# DATA EXTRACT:
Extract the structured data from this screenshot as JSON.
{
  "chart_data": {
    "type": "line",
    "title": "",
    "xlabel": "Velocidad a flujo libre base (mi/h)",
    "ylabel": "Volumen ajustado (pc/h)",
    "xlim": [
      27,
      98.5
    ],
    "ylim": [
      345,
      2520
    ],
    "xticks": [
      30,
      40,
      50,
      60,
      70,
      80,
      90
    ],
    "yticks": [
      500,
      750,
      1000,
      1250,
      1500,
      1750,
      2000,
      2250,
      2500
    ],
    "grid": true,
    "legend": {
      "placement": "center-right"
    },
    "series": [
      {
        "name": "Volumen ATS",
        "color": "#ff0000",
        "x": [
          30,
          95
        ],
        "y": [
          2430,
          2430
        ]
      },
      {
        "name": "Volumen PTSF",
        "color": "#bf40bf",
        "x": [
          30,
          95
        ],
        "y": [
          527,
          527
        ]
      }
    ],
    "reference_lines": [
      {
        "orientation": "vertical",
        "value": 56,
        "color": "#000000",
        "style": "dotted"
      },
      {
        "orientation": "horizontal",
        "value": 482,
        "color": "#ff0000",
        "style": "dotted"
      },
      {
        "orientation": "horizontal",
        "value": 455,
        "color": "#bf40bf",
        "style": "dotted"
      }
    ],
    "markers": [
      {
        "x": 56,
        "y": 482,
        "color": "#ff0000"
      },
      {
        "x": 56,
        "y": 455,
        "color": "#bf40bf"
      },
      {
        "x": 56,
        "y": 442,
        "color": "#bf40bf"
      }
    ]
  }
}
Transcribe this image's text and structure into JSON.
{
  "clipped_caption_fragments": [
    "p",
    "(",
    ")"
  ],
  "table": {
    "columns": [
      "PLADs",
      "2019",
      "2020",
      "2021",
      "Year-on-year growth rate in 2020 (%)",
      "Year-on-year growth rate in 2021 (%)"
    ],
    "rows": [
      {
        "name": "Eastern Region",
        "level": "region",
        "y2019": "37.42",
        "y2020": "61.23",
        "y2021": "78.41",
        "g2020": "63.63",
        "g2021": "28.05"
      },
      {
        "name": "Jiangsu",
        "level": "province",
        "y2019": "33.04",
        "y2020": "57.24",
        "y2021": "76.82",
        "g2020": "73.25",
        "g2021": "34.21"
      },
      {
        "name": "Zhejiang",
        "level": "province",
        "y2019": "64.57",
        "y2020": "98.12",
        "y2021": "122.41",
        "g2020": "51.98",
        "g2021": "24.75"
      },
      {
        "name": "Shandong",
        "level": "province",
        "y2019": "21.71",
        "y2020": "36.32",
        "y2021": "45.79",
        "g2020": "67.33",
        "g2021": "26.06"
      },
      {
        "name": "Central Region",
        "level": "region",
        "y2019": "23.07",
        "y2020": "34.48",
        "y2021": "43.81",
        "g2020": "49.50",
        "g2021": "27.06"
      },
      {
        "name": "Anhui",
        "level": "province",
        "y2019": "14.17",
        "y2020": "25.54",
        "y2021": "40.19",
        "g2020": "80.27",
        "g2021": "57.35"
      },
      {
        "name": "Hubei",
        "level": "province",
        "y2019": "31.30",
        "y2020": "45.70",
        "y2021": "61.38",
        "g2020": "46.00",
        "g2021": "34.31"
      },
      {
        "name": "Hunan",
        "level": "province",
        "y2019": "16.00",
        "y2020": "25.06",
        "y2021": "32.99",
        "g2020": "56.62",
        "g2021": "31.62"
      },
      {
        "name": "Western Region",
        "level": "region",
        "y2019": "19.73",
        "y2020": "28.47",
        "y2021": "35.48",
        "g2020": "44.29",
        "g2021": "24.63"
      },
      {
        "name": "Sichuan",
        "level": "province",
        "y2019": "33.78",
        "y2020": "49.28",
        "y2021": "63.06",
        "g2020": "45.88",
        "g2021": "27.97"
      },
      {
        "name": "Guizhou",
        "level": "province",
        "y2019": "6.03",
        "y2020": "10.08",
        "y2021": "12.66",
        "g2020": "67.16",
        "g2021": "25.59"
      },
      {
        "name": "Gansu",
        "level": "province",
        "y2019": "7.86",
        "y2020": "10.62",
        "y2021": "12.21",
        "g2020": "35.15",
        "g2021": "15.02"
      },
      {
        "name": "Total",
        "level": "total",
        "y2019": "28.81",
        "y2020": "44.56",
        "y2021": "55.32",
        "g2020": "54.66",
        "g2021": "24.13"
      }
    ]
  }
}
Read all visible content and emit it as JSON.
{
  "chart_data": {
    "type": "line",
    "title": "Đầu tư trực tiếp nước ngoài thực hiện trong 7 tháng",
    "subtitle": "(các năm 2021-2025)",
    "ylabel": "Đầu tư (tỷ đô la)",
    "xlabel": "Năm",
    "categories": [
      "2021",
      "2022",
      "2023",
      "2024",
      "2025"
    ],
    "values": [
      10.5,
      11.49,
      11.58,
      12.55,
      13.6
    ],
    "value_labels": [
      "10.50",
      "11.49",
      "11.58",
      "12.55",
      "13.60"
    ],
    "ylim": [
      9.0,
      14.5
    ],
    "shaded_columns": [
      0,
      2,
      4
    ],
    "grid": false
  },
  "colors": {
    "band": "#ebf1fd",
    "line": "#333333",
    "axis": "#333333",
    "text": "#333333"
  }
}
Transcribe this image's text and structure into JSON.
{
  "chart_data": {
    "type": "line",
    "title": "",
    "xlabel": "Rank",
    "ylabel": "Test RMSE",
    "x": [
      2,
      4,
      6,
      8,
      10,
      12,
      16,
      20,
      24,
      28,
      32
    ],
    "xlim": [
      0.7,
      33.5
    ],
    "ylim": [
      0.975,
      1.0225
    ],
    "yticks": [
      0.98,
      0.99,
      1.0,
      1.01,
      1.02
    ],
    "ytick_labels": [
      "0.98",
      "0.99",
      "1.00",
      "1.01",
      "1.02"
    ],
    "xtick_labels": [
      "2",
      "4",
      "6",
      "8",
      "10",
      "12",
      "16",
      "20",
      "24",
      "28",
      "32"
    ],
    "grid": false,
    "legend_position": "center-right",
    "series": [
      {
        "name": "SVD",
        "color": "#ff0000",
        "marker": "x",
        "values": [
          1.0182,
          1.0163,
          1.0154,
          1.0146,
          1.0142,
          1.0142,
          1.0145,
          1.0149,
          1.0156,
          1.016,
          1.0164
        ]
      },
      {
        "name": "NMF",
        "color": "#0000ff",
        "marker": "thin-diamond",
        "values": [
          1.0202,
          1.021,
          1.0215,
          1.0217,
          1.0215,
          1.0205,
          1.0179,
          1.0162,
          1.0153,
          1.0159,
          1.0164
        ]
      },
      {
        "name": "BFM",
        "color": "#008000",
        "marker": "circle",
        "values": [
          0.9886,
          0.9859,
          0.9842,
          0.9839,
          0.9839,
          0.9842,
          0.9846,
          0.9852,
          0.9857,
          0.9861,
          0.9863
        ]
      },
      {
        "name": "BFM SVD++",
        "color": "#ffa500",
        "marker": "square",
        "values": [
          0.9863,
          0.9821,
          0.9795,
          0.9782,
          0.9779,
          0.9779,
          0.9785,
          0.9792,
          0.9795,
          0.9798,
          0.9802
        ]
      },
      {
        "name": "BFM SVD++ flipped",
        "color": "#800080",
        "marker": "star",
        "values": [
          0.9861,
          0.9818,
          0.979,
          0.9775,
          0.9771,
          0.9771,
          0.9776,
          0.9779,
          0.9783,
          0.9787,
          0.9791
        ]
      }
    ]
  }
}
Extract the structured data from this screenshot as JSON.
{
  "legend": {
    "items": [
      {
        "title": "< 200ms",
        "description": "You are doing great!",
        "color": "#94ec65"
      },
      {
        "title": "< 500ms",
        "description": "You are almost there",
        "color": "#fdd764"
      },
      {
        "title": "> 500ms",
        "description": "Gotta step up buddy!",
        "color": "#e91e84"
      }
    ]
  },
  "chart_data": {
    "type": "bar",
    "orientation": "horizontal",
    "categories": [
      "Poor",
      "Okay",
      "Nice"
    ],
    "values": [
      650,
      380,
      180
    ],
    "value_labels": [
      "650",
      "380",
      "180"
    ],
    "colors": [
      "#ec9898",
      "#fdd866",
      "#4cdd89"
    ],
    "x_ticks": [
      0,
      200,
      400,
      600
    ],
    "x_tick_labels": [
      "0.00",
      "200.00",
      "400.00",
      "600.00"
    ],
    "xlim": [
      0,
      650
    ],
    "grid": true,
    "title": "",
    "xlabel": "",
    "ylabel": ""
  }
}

# TASK:
Pull out every line in the material above where "center" occurs.

# WRITTEN REPLY:
      "placement": "center-right"
    "legend_position": "center-right",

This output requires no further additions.